= Task objective =
All entries must be repeated exactly; do not include the pictures.

= Listed entries =

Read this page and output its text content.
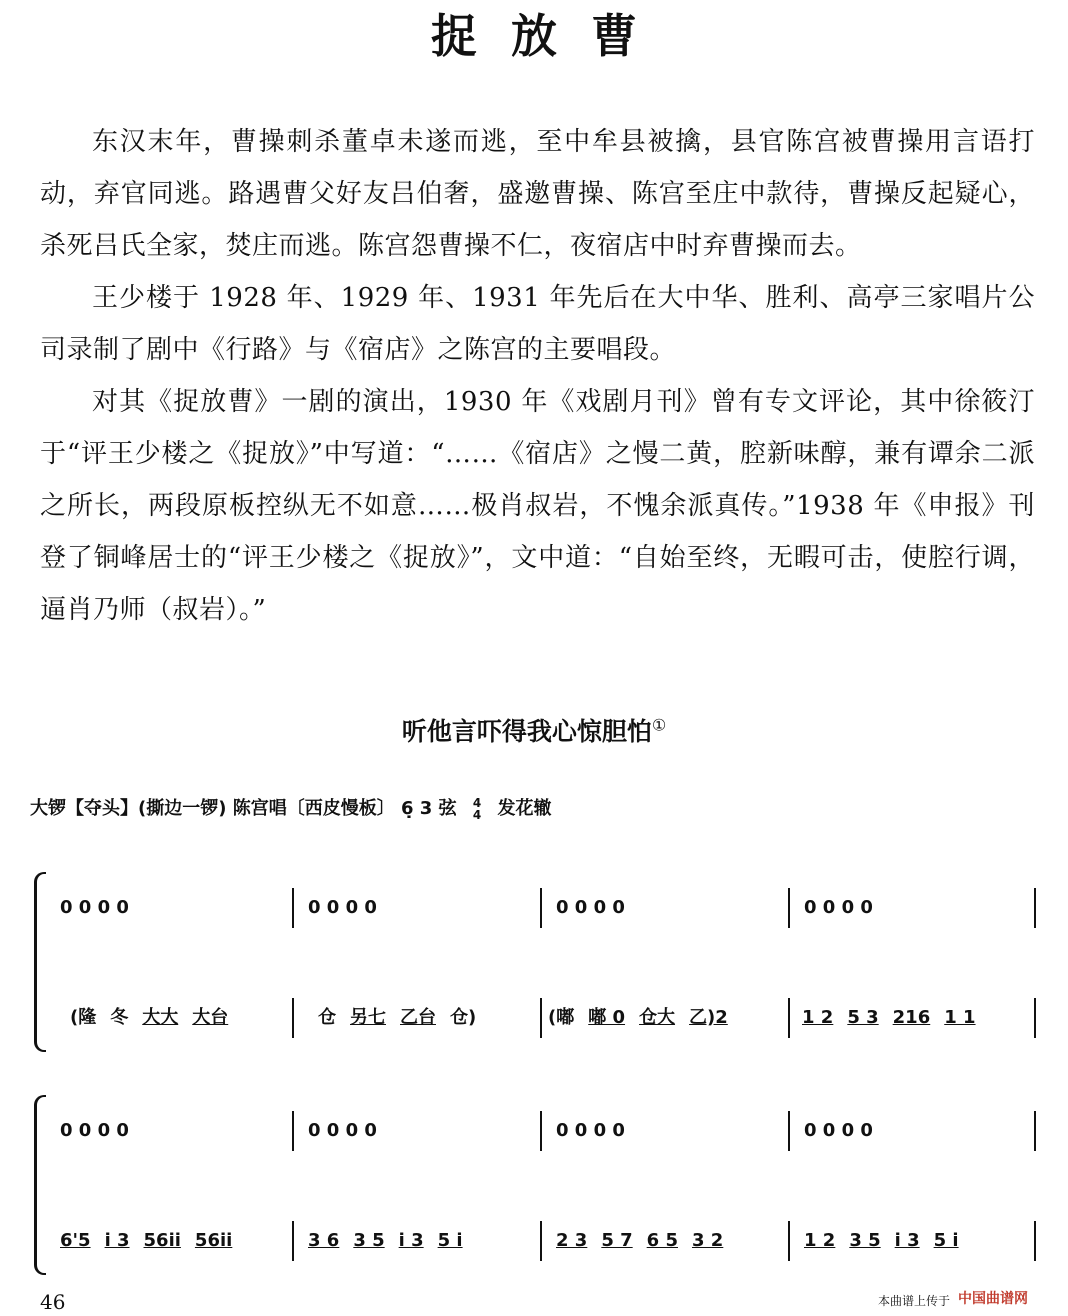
捉放曹

东汉末年，曹操刺杀董卓未遂而逃，至中牟县被擒，县官陈宫被曹操用言语打动，弃官同逃。路遇曹父好友吕伯奢，盛邀曹操、陈宫至庄中款待，曹操反起疑心，杀死吕氏全家，焚庄而逃。陈宫怨曹操不仁，夜宿店中时弃曹操而去。

王少楼于 1928 年、1929 年、1931 年先后在大中华、胜利、高亭三家唱片公司录制了剧中《行路》与《宿店》之陈宫的主要唱段。

对其《捉放曹》一剧的演出，1930 年《戏剧月刊》曾有专文评论，其中徐筱汀于“评王少楼之《捉放》”中写道：“……《宿店》之慢二黄，腔新味醇，兼有谭余二派之所长，两段原板控纵无不如意……极肖叔岩，不愧余派真传。”1938 年《申报》刊登了铜峰居士的“评王少楼之《捉放》”，文中道：“自始至终，无暇可击，使腔行调，逼肖乃师（叔岩）。”

听他言吓得我心惊胆怕①
大锣【夺头】(撕边一锣) 陈宫唱〔西皮慢板〕 6̣ 3 弦 4
4 发花辙
0 0 0 0	0 0 0 0	0 0 0 0	0 0 0 0
(隆 冬 大大 大台	仓 另七 乙台 仓)	(嘟 嘟 0 仓大 乙)2	1 2 5 3 216 1 1
0 0 0 0	0 0 0 0	0 0 0 0	0 0 0 0
6'5 i 3 56ii 56ii	3 6 3 5 i 3 5 i	2 3 5 7 6 5 3 2	1 2 3 5 i 3 5 i
46	本曲谱上传于 中国曲谱网
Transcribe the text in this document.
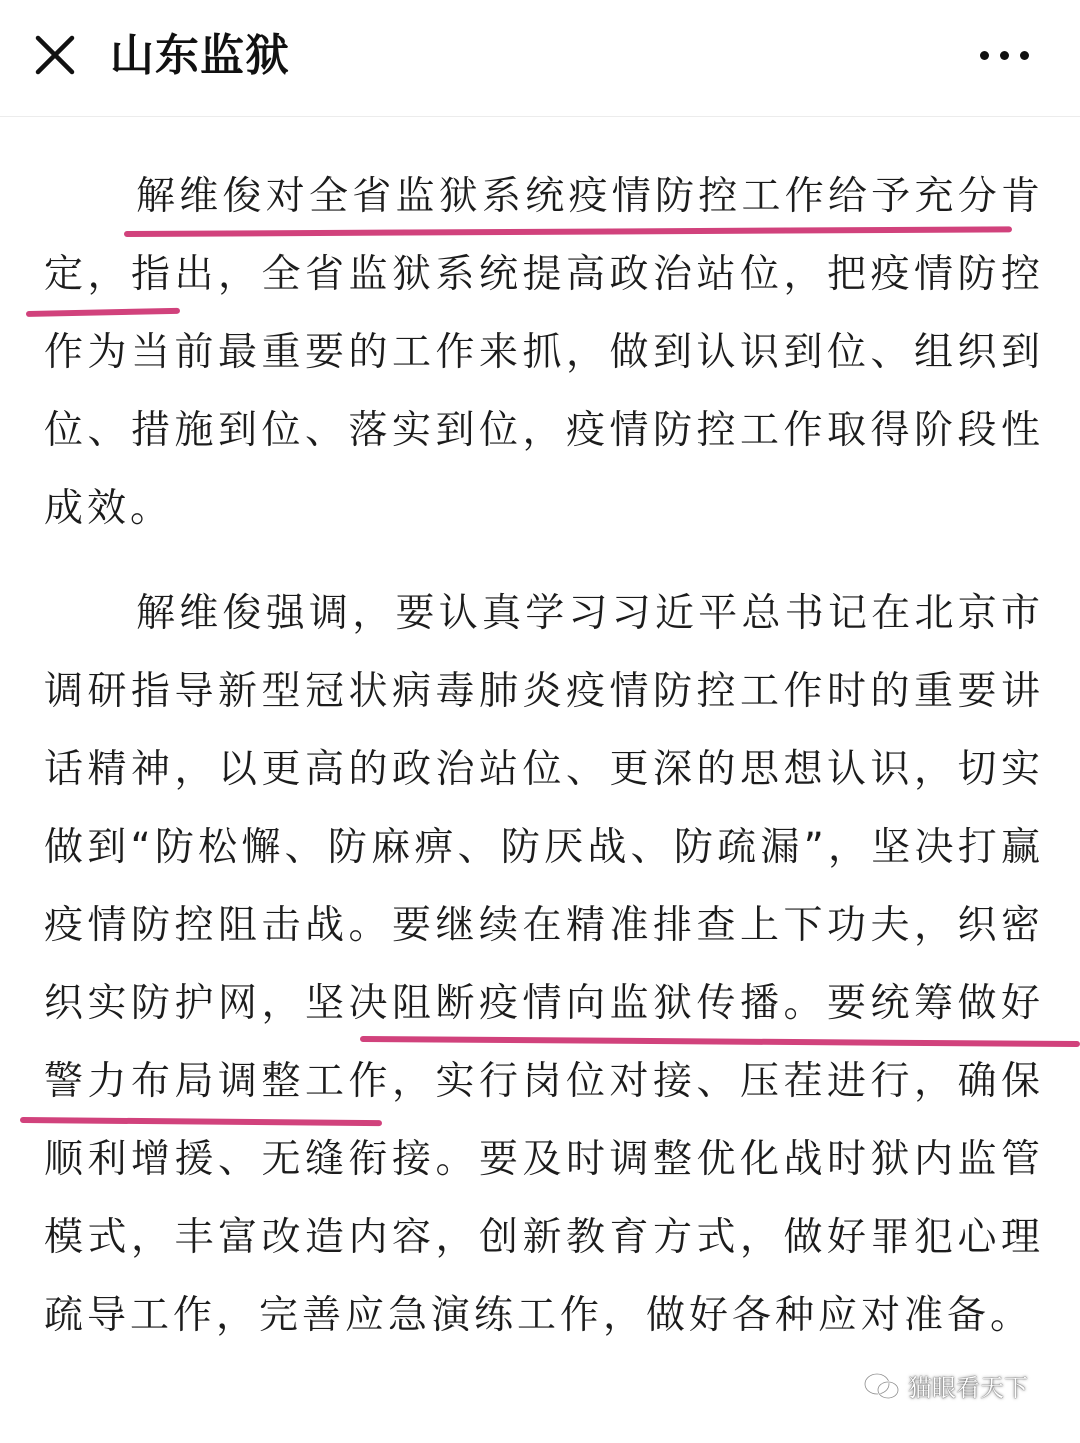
山东监狱

解维俊对全省监狱系统疫情防控工作给予充分肯定，指出，全省监狱系统提高政治站位，把疫情防控作为当前最重要的工作来抓，做到认识到位、组织到位、措施到位、落实到位，疫情防控工作取得阶段性成效。

解维俊强调，要认真学习习近平总书记在北京市调研指导新型冠状病毒肺炎疫情防控工作时的重要讲话精神，以更高的政治站位、更深的思想认识，切实做到“防松懈、防麻痹、防厌战、防疏漏”，坚决打赢疫情防控阻击战。要继续在精准排查上下功夫，织密织实防护网，坚决阻断疫情向监狱传播。要统筹做好警力布局调整工作，实行岗位对接、压茬进行，确保顺利增援、无缝衔接。要及时调整优化战时狱内监管模式，丰富改造内容，创新教育方式，做好罪犯心理疏导工作，完善应急演练工作，做好各种应对准备。

猫眼看天下
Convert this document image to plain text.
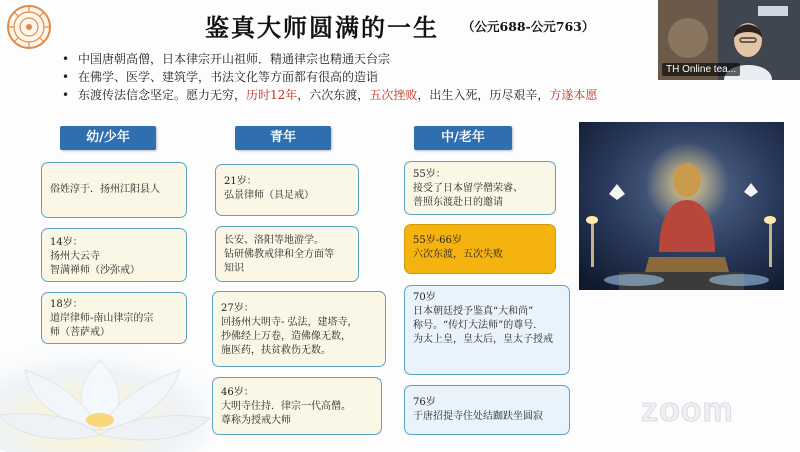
鉴真大师圆满的一生 （公元688-公元763）
• 中国唐朝高僧，日本律宗开山祖师．精通律宗也精通天台宗
• 在佛学、医学、建筑学，书法文化等方面都有很高的造诣
• 东渡传法信念坚定。愿力无穷，历时12年，六次东渡，五次挫败，出生入死，历尽艰辛，方遂本愿
幼/少年	青年	中/老年
俗姓淳于．扬州江阳县人
14岁：
扬州大云寺
智满禅师（沙弥戒）
18岁：
道岸律师-南山律宗的宗
师（菩萨戒）
21岁：
弘景律师（具足戒）
长安、洛阳等地游学。
钻研佛教戒律和全方面等
知识
27岁：
回扬州大明寺- 弘法，建塔寺，
抄佛经上万卷，造佛像无数，
施医药，扶贫救伤无数。
46岁：
大明寺住持．律宗一代高僧。
尊称为授戒大师
55岁：
接受了日本留学僧荣睿、
普照东渡赴日的邀请
55岁-66岁
六次东渡，五次失败
70岁
日本朝廷授予鉴真“大和尚”
称号。“传灯大法师”的尊号．
为太上皇，皇太后，皇太子授戒
76岁
于唐招提寺住处结跏趺坐圆寂
TH Online tea...
zoom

= Final result =
Read this page and output its text content.
捉放曹

东汉末年，曹操刺杀董卓未遂而逃，至中牟县被擒，县官陈宫被曹操用言语打动，弃官同逃。路遇曹父好友吕伯奢，盛邀曹操、陈宫至庄中款待，曹操反起疑心，杀死吕氏全家，焚庄而逃。陈宫怨曹操不仁，夜宿店中时弃曹操而去。

王少楼于 1928 年、1929 年、1931 年先后在大中华、胜利、高亭三家唱片公司录制了剧中《行路》与《宿店》之陈宫的主要唱段。

对其《捉放曹》一剧的演出，1930 年《戏剧月刊》曾有专文评论，其中徐筱汀于“评王少楼之《捉放》”中写道：“……《宿店》之慢二黄，腔新味醇，兼有谭余二派之所长，两段原板控纵无不如意……极肖叔岩，不愧余派真传。”1938 年《申报》刊登了铜峰居士的“评王少楼之《捉放》”，文中道：“自始至终，无暇可击，使腔行调，逼肖乃师（叔岩）。”

听他言吓得我心惊胆怕①
大锣【夺头】(撕边一锣) 陈宫唱〔西皮慢板〕 6̣ 3 弦 4
4 发花辙
0 0 0 0	0 0 0 0	0 0 0 0	0 0 0 0
(隆 冬 大大 大台	仓 另七 乙台 仓)	(嘟 嘟 0 仓大 乙)2	1 2 5 3 216 1 1
0 0 0 0	0 0 0 0	0 0 0 0	0 0 0 0
6'5 i 3 56ii 56ii	3 6 3 5 i 3 5 i	2 3 5 7 6 5 3 2	1 2 3 5 i 3 5 i
46	本曲谱上传于 中国曲谱网
Transcribe the text in this document.
山东监狱

解维俊对全省监狱系统疫情防控工作给予充分肯定，指出，全省监狱系统提高政治站位，把疫情防控作为当前最重要的工作来抓，做到认识到位、组织到位、措施到位、落实到位，疫情防控工作取得阶段性成效。

解维俊强调，要认真学习习近平总书记在北京市调研指导新型冠状病毒肺炎疫情防控工作时的重要讲话精神，以更高的政治站位、更深的思想认识，切实做到“防松懈、防麻痹、防厌战、防疏漏”，坚决打赢疫情防控阻击战。要继续在精准排查上下功夫，织密织实防护网，坚决阻断疫情向监狱传播。要统筹做好警力布局调整工作，实行岗位对接、压茬进行，确保顺利增援、无缝衔接。要及时调整优化战时狱内监管模式，丰富改造内容，创新教育方式，做好罪犯心理疏导工作，完善应急演练工作，做好各种应对准备。

猫眼看天下
Convert this document image to plain text.
鉴真大师圆满的一生 （公元688-公元763）
• 中国唐朝高僧，日本律宗开山祖师．精通律宗也精通天台宗
• 在佛学、医学、建筑学，书法文化等方面都有很高的造诣
• 东渡传法信念坚定。愿力无穷，历时12年，六次东渡，五次挫败，出生入死，历尽艰辛，方遂本愿
幼/少年	青年	中/老年
俗姓淳于．扬州江阳县人
14岁：
扬州大云寺
智满禅师（沙弥戒）
18岁：
道岸律师-南山律宗的宗
师（菩萨戒）
21岁：
弘景律师（具足戒）
长安、洛阳等地游学。
钻研佛教戒律和全方面等
知识
27岁：
回扬州大明寺- 弘法，建塔寺，
抄佛经上万卷，造佛像无数，
施医药，扶贫救伤无数。
46岁：
大明寺住持．律宗一代高僧。
尊称为授戒大师
55岁：
接受了日本留学僧荣睿、
普照东渡赴日的邀请
55岁-66岁
六次东渡，五次失败
70岁
日本朝廷授予鉴真“大和尚”
称号。“传灯大法师”的尊号．
为太上皇，皇太后，皇太子授戒
76岁
于唐招提寺住处结跏趺坐圆寂
TH Online tea...
zoom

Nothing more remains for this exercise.